╔══
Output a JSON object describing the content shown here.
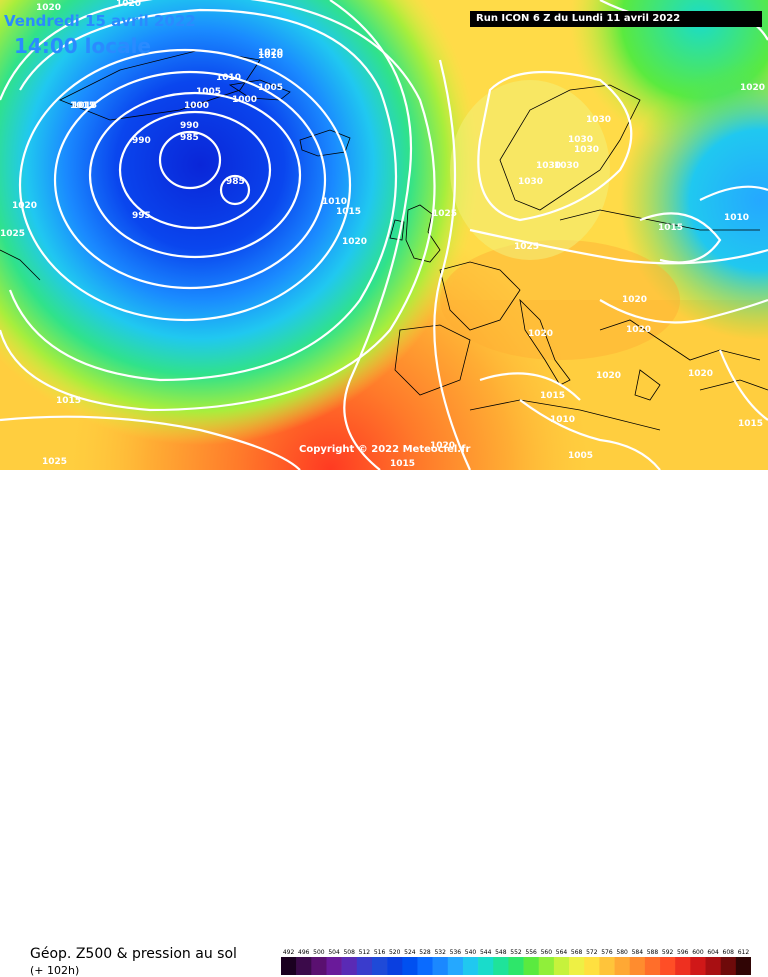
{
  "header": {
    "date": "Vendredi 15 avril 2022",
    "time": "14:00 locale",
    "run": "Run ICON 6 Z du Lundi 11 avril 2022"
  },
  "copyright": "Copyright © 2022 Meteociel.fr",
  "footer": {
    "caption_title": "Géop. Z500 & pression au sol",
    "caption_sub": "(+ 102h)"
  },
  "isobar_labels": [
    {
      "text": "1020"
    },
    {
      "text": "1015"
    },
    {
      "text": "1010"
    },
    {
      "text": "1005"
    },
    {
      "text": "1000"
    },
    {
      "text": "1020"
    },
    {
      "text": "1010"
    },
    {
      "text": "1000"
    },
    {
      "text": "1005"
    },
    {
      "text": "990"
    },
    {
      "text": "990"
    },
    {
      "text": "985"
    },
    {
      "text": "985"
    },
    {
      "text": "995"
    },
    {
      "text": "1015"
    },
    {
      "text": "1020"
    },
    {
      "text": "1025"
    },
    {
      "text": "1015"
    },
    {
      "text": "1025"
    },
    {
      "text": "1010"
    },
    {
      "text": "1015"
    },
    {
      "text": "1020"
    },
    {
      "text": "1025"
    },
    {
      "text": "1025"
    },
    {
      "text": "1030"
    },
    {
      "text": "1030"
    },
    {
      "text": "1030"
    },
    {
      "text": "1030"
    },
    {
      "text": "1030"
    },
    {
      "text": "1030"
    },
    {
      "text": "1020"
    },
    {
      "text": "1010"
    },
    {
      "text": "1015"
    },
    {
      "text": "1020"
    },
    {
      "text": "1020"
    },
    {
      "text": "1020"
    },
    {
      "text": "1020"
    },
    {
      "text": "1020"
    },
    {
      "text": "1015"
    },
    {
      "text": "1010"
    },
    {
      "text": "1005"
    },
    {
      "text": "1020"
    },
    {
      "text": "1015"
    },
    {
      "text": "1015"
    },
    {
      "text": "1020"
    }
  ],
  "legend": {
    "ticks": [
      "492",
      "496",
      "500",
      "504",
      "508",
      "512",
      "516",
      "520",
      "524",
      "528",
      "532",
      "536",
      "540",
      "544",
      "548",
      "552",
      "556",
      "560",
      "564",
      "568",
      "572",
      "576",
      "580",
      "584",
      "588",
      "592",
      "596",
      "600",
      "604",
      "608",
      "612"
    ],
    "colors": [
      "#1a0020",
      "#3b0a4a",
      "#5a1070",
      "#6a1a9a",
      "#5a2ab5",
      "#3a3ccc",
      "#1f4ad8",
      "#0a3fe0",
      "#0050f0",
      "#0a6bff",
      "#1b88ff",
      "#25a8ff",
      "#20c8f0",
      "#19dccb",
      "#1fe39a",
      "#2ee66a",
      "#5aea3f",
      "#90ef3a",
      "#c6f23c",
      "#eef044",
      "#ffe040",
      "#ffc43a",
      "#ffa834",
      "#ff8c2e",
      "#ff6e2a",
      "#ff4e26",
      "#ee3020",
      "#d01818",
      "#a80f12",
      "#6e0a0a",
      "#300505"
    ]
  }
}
╚══
╔══
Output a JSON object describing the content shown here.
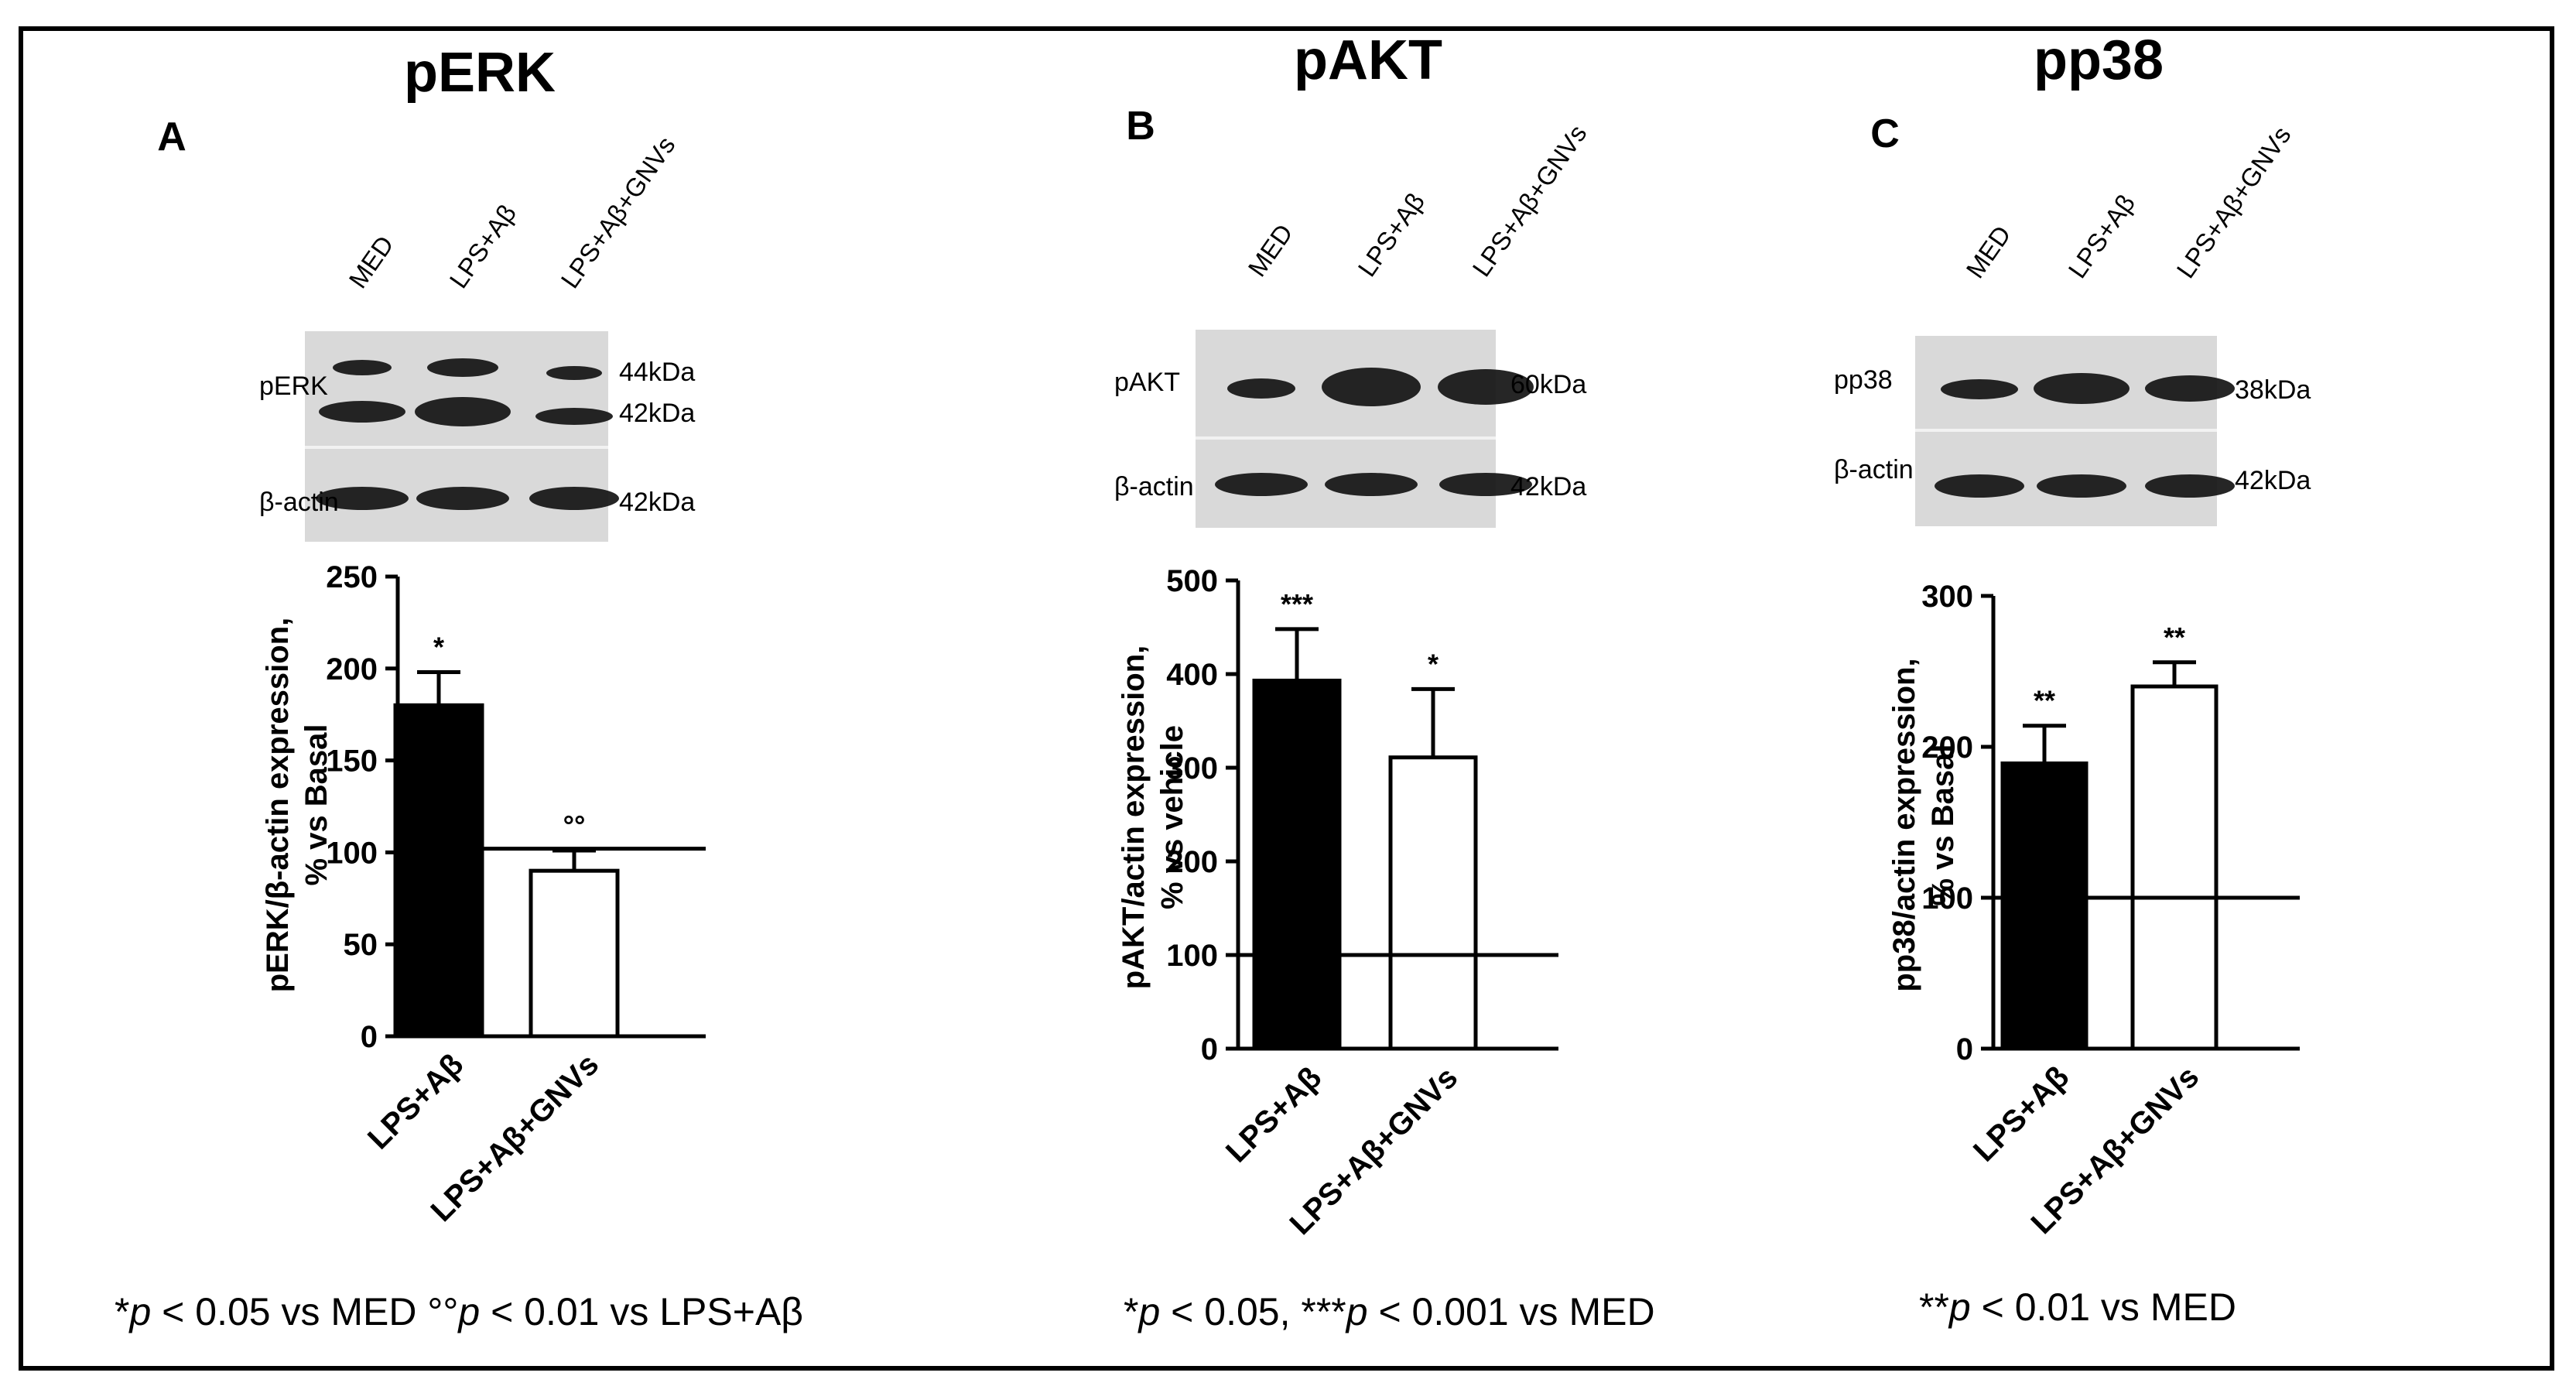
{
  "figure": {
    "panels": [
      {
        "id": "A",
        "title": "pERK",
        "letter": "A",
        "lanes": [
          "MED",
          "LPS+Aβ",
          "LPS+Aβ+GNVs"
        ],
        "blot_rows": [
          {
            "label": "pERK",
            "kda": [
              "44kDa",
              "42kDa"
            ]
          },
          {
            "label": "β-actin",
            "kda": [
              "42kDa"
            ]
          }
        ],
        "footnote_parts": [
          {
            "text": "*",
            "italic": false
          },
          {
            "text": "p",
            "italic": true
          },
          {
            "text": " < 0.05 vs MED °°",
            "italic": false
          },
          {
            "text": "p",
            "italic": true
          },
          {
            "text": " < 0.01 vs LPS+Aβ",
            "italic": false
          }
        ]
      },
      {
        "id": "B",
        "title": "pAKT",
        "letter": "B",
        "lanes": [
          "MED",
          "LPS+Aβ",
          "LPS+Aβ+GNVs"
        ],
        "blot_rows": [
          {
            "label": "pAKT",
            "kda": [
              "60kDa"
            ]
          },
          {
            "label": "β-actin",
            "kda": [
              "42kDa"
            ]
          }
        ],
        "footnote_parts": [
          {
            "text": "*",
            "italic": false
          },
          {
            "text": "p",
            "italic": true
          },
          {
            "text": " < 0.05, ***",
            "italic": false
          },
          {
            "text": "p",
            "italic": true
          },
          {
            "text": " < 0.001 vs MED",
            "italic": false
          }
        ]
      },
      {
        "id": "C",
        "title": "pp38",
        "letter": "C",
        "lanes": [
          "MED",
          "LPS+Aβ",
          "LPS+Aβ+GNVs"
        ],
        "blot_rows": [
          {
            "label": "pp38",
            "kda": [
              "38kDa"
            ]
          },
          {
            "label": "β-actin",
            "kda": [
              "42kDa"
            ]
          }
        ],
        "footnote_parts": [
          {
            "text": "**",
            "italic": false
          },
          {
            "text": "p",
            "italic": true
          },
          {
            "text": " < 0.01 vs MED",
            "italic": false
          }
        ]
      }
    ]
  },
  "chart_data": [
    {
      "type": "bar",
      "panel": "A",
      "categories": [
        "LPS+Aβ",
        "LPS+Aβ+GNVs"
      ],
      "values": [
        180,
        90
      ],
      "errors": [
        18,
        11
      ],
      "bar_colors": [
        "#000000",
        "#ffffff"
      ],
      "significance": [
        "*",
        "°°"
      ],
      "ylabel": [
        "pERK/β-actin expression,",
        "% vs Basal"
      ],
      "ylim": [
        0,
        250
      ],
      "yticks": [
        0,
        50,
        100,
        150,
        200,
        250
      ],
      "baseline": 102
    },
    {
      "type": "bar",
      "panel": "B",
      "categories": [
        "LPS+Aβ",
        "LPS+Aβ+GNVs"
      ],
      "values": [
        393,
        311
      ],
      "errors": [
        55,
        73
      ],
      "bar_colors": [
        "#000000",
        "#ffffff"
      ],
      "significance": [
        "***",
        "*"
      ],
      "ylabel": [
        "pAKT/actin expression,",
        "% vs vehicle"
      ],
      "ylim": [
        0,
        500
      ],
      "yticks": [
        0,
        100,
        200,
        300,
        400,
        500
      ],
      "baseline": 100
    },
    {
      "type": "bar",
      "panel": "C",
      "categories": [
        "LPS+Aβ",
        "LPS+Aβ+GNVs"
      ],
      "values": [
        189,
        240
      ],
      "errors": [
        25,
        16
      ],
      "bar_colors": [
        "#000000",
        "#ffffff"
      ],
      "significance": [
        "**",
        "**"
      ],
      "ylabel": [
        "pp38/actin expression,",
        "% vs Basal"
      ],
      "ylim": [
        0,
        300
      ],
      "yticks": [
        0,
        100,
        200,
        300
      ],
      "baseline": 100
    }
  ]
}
╚══
Select from the material above each line in which the string "pAKT" appears, and list those lines.

**Task answer:**
        "title": "pAKT",
            "label": "pAKT",
        "pAKT/actin expression,",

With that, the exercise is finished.